(Dataset entries on figures)
------------------------------------------------

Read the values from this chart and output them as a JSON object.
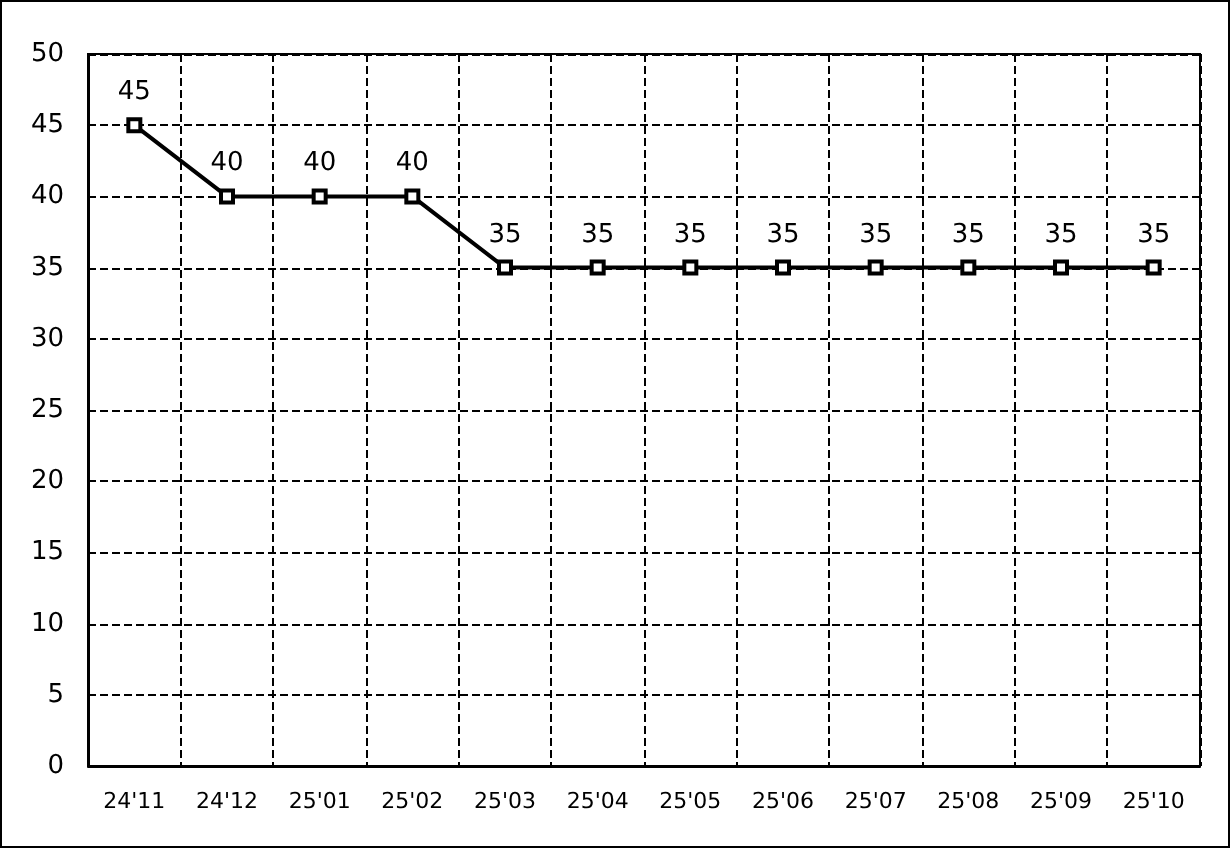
{
  "chart_data": {
    "type": "line",
    "categories": [
      "24'11",
      "24'12",
      "25'01",
      "25'02",
      "25'03",
      "25'04",
      "25'05",
      "25'06",
      "25'07",
      "25'08",
      "25'09",
      "25'10"
    ],
    "series": [
      {
        "color": "#000000",
        "values": [
          45,
          40,
          40,
          40,
          35,
          35,
          35,
          35,
          35,
          35,
          35,
          35
        ]
      }
    ],
    "ylim": [
      0,
      50
    ],
    "yticks": [
      0,
      5,
      10,
      15,
      20,
      25,
      30,
      35,
      40,
      45,
      50
    ],
    "grid": true,
    "marker": "square",
    "line_style": "solid",
    "data_labels": true
  }
}
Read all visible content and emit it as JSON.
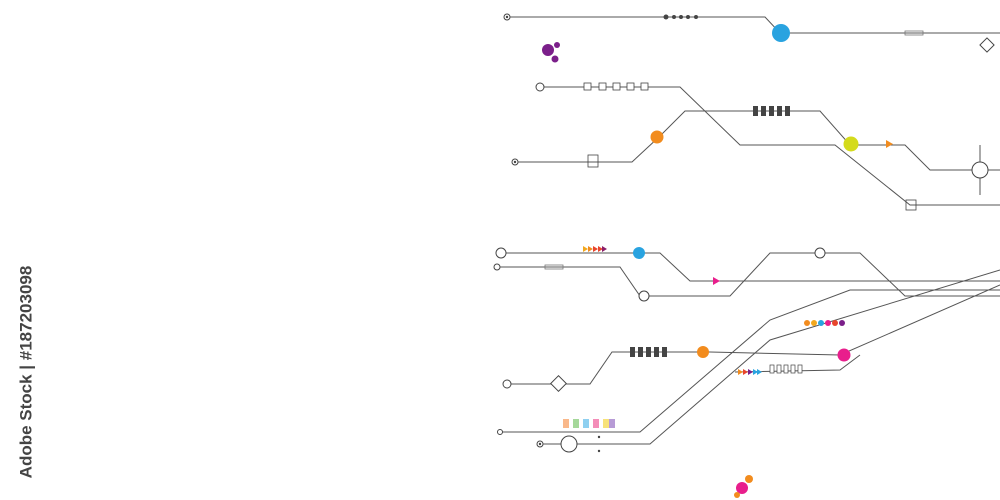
{
  "watermark": {
    "text": "Adobe Stock | #187203098"
  }
}
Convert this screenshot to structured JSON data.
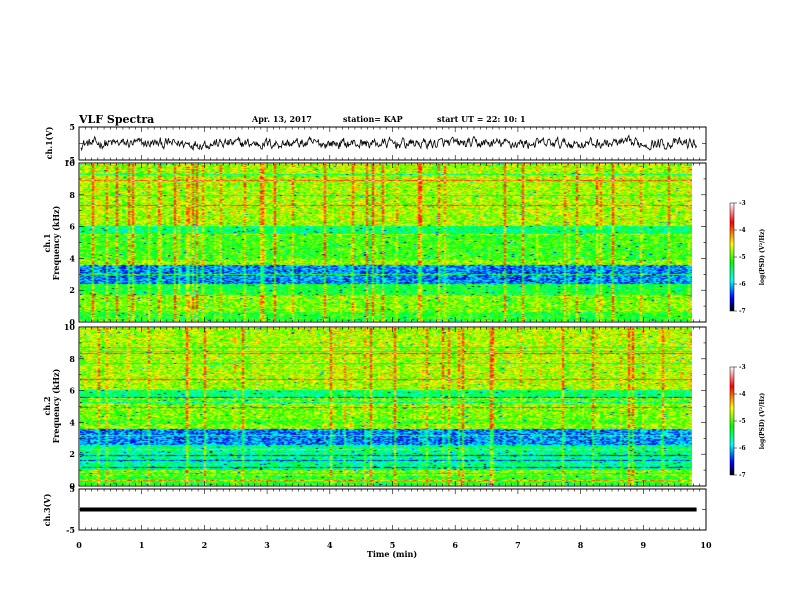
{
  "header": {
    "title": "VLF Spectra",
    "date": "Apr. 13, 2017",
    "station": "station= KAP",
    "start": "start  UT =   22: 10: 1"
  },
  "colorbar": {
    "label": "log(PSD) (V²/Hz)",
    "ticks": [
      "-3",
      "-4",
      "-5",
      "-6",
      "-7"
    ],
    "colors": [
      "#ffffff",
      "#ff0000",
      "#ffff00",
      "#00ff00",
      "#00ffff",
      "#0000ff",
      "#000000"
    ]
  },
  "chart_data": [
    {
      "type": "line",
      "ylabel": "ch.1(V)",
      "ylim": [
        -5,
        5
      ],
      "yticks": [
        "5",
        "-5"
      ],
      "xlim": [
        0,
        10
      ],
      "note": "dense noisy waveform centered near 0"
    },
    {
      "type": "heatmap",
      "ylabel": "ch.1\nFrequency (kHz)",
      "ylim": [
        0,
        10
      ],
      "yticks": [
        "10",
        "8",
        "6",
        "4",
        "2",
        "0"
      ],
      "xlim": [
        0,
        9.85
      ],
      "scale_range": [
        -7,
        -3
      ]
    },
    {
      "type": "heatmap",
      "ylabel": "ch.2\nFrequency (kHz)",
      "ylim": [
        0,
        10
      ],
      "yticks": [
        "10",
        "8",
        "6",
        "4",
        "2",
        "0"
      ],
      "xlim": [
        0,
        9.85
      ],
      "scale_range": [
        -7,
        -3
      ]
    },
    {
      "type": "line",
      "ylabel": "ch.3(V)",
      "ylim": [
        -5,
        5
      ],
      "yticks": [
        "5",
        "-5"
      ],
      "value": 0,
      "xlim": [
        0,
        10
      ]
    }
  ],
  "xaxis": {
    "label": "Time (min)",
    "ticks": [
      "0",
      "1",
      "2",
      "3",
      "4",
      "5",
      "6",
      "7",
      "8",
      "9",
      "10"
    ]
  }
}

------------------------------------------------

Copy all lines of the material above where the string "Read" occurs.

Read the values from this chart and output them as a JSON object.
Read all visible content and emit it as JSON.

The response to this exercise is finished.